WHAT THIS TASK INVOLVES
Your task is to print every entry below exactly as given.

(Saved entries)
────────────────────────────────────────
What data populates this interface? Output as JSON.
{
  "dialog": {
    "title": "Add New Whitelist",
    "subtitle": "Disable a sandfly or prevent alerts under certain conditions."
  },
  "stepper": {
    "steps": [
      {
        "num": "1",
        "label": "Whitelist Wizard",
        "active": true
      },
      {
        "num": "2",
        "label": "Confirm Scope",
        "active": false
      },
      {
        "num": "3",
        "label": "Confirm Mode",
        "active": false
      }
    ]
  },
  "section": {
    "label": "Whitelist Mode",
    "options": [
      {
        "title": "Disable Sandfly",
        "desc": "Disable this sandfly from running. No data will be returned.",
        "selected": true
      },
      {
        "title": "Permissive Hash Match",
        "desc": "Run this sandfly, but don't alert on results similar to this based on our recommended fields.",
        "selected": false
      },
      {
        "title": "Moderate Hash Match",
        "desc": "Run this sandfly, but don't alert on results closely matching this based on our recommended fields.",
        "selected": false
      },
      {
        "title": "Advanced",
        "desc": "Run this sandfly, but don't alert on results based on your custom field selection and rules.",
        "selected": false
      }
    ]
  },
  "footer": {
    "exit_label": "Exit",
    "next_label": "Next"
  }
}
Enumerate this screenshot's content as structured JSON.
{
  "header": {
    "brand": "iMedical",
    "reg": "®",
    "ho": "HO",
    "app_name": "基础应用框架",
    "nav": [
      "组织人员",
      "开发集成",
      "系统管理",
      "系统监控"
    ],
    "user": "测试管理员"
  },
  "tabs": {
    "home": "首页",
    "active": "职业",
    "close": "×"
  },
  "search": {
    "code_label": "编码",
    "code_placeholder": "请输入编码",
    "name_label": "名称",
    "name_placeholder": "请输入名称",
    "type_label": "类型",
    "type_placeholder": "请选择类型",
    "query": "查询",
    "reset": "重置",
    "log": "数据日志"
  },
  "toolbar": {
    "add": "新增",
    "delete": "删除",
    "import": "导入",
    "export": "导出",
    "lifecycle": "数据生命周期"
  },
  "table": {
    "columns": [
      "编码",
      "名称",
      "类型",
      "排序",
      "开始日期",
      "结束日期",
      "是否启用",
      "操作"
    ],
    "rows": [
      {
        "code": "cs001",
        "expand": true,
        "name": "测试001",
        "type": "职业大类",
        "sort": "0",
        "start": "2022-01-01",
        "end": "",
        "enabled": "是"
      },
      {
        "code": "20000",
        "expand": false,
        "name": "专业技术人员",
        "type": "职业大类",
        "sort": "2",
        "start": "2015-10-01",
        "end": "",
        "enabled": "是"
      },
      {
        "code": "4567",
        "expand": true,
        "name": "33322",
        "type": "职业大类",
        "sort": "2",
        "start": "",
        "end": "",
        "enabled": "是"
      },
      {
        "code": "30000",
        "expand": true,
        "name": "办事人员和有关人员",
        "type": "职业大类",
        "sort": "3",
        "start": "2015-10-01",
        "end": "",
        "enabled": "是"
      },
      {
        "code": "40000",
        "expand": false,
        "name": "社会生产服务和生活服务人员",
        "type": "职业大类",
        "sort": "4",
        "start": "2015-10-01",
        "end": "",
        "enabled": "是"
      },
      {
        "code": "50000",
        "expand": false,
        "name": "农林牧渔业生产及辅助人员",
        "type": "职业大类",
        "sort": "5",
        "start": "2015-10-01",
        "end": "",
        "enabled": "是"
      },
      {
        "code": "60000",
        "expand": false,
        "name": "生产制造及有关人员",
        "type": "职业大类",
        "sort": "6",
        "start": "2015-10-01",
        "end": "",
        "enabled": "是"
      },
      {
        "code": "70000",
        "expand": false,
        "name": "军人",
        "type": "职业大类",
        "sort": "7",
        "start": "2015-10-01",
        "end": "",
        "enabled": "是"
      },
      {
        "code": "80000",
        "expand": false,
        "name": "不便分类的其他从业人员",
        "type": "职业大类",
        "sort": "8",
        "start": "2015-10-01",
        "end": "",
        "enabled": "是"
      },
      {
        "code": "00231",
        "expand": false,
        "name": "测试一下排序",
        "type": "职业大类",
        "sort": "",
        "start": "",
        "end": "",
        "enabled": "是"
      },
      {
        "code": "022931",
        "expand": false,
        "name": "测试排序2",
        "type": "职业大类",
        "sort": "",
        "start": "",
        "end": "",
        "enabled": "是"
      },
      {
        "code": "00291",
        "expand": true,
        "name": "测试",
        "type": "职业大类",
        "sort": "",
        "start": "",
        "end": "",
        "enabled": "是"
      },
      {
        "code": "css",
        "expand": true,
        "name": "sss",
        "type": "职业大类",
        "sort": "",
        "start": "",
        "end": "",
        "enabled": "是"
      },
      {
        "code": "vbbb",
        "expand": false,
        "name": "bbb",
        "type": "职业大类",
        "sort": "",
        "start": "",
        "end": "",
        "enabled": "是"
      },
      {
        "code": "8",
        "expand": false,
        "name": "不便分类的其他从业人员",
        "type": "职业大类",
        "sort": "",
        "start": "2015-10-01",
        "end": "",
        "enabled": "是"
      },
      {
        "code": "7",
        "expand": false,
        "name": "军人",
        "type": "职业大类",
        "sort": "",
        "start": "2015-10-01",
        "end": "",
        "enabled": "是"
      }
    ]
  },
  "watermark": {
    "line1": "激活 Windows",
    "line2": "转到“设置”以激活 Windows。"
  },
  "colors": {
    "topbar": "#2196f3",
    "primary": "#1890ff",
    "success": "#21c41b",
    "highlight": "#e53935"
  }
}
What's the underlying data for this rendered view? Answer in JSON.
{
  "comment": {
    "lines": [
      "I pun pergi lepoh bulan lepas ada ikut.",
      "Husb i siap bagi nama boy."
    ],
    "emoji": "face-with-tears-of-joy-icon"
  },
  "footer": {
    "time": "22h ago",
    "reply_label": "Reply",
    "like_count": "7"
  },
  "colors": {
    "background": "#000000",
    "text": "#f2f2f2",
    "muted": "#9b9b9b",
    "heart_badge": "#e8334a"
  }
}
────────────────────────────────────────
ANSWER FOR THE TASK
What data populates this interface? Output as JSON.
{
  "dialog": {
    "title": "Add New Whitelist",
    "subtitle": "Disable a sandfly or prevent alerts under certain conditions."
  },
  "stepper": {
    "steps": [
      {
        "num": "1",
        "label": "Whitelist Wizard",
        "active": true
      },
      {
        "num": "2",
        "label": "Confirm Scope",
        "active": false
      },
      {
        "num": "3",
        "label": "Confirm Mode",
        "active": false
      }
    ]
  },
  "section": {
    "label": "Whitelist Mode",
    "options": [
      {
        "title": "Disable Sandfly",
        "desc": "Disable this sandfly from running. No data will be returned.",
        "selected": true
      },
      {
        "title": "Permissive Hash Match",
        "desc": "Run this sandfly, but don't alert on results similar to this based on our recommended fields.",
        "selected": false
      },
      {
        "title": "Moderate Hash Match",
        "desc": "Run this sandfly, but don't alert on results closely matching this based on our recommended fields.",
        "selected": false
      },
      {
        "title": "Advanced",
        "desc": "Run this sandfly, but don't alert on results based on your custom field selection and rules.",
        "selected": false
      }
    ]
  },
  "footer": {
    "exit_label": "Exit",
    "next_label": "Next"
  }
}
Enumerate this screenshot's content as structured JSON.
{
  "header": {
    "brand": "iMedical",
    "reg": "®",
    "ho": "HO",
    "app_name": "基础应用框架",
    "nav": [
      "组织人员",
      "开发集成",
      "系统管理",
      "系统监控"
    ],
    "user": "测试管理员"
  },
  "tabs": {
    "home": "首页",
    "active": "职业",
    "close": "×"
  },
  "search": {
    "code_label": "编码",
    "code_placeholder": "请输入编码",
    "name_label": "名称",
    "name_placeholder": "请输入名称",
    "type_label": "类型",
    "type_placeholder": "请选择类型",
    "query": "查询",
    "reset": "重置",
    "log": "数据日志"
  },
  "toolbar": {
    "add": "新增",
    "delete": "删除",
    "import": "导入",
    "export": "导出",
    "lifecycle": "数据生命周期"
  },
  "table": {
    "columns": [
      "编码",
      "名称",
      "类型",
      "排序",
      "开始日期",
      "结束日期",
      "是否启用",
      "操作"
    ],
    "rows": [
      {
        "code": "cs001",
        "expand": true,
        "name": "测试001",
        "type": "职业大类",
        "sort": "0",
        "start": "2022-01-01",
        "end": "",
        "enabled": "是"
      },
      {
        "code": "20000",
        "expand": false,
        "name": "专业技术人员",
        "type": "职业大类",
        "sort": "2",
        "start": "2015-10-01",
        "end": "",
        "enabled": "是"
      },
      {
        "code": "4567",
        "expand": true,
        "name": "33322",
        "type": "职业大类",
        "sort": "2",
        "start": "",
        "end": "",
        "enabled": "是"
      },
      {
        "code": "30000",
        "expand": true,
        "name": "办事人员和有关人员",
        "type": "职业大类",
        "sort": "3",
        "start": "2015-10-01",
        "end": "",
        "enabled": "是"
      },
      {
        "code": "40000",
        "expand": false,
        "name": "社会生产服务和生活服务人员",
        "type": "职业大类",
        "sort": "4",
        "start": "2015-10-01",
        "end": "",
        "enabled": "是"
      },
      {
        "code": "50000",
        "expand": false,
        "name": "农林牧渔业生产及辅助人员",
        "type": "职业大类",
        "sort": "5",
        "start": "2015-10-01",
        "end": "",
        "enabled": "是"
      },
      {
        "code": "60000",
        "expand": false,
        "name": "生产制造及有关人员",
        "type": "职业大类",
        "sort": "6",
        "start": "2015-10-01",
        "end": "",
        "enabled": "是"
      },
      {
        "code": "70000",
        "expand": false,
        "name": "军人",
        "type": "职业大类",
        "sort": "7",
        "start": "2015-10-01",
        "end": "",
        "enabled": "是"
      },
      {
        "code": "80000",
        "expand": false,
        "name": "不便分类的其他从业人员",
        "type": "职业大类",
        "sort": "8",
        "start": "2015-10-01",
        "end": "",
        "enabled": "是"
      },
      {
        "code": "00231",
        "expand": false,
        "name": "测试一下排序",
        "type": "职业大类",
        "sort": "",
        "start": "",
        "end": "",
        "enabled": "是"
      },
      {
        "code": "022931",
        "expand": false,
        "name": "测试排序2",
        "type": "职业大类",
        "sort": "",
        "start": "",
        "end": "",
        "enabled": "是"
      },
      {
        "code": "00291",
        "expand": true,
        "name": "测试",
        "type": "职业大类",
        "sort": "",
        "start": "",
        "end": "",
        "enabled": "是"
      },
      {
        "code": "css",
        "expand": true,
        "name": "sss",
        "type": "职业大类",
        "sort": "",
        "start": "",
        "end": "",
        "enabled": "是"
      },
      {
        "code": "vbbb",
        "expand": false,
        "name": "bbb",
        "type": "职业大类",
        "sort": "",
        "start": "",
        "end": "",
        "enabled": "是"
      },
      {
        "code": "8",
        "expand": false,
        "name": "不便分类的其他从业人员",
        "type": "职业大类",
        "sort": "",
        "start": "2015-10-01",
        "end": "",
        "enabled": "是"
      },
      {
        "code": "7",
        "expand": false,
        "name": "军人",
        "type": "职业大类",
        "sort": "",
        "start": "2015-10-01",
        "end": "",
        "enabled": "是"
      }
    ]
  },
  "watermark": {
    "line1": "激活 Windows",
    "line2": "转到“设置”以激活 Windows。"
  },
  "colors": {
    "topbar": "#2196f3",
    "primary": "#1890ff",
    "success": "#21c41b",
    "highlight": "#e53935"
  }
}
What's the underlying data for this rendered view? Answer in JSON.
{
  "comment": {
    "lines": [
      "I pun pergi lepoh bulan lepas ada ikut.",
      "Husb i siap bagi nama boy."
    ],
    "emoji": "face-with-tears-of-joy-icon"
  },
  "footer": {
    "time": "22h ago",
    "reply_label": "Reply",
    "like_count": "7"
  },
  "colors": {
    "background": "#000000",
    "text": "#f2f2f2",
    "muted": "#9b9b9b",
    "heart_badge": "#e8334a"
  }
}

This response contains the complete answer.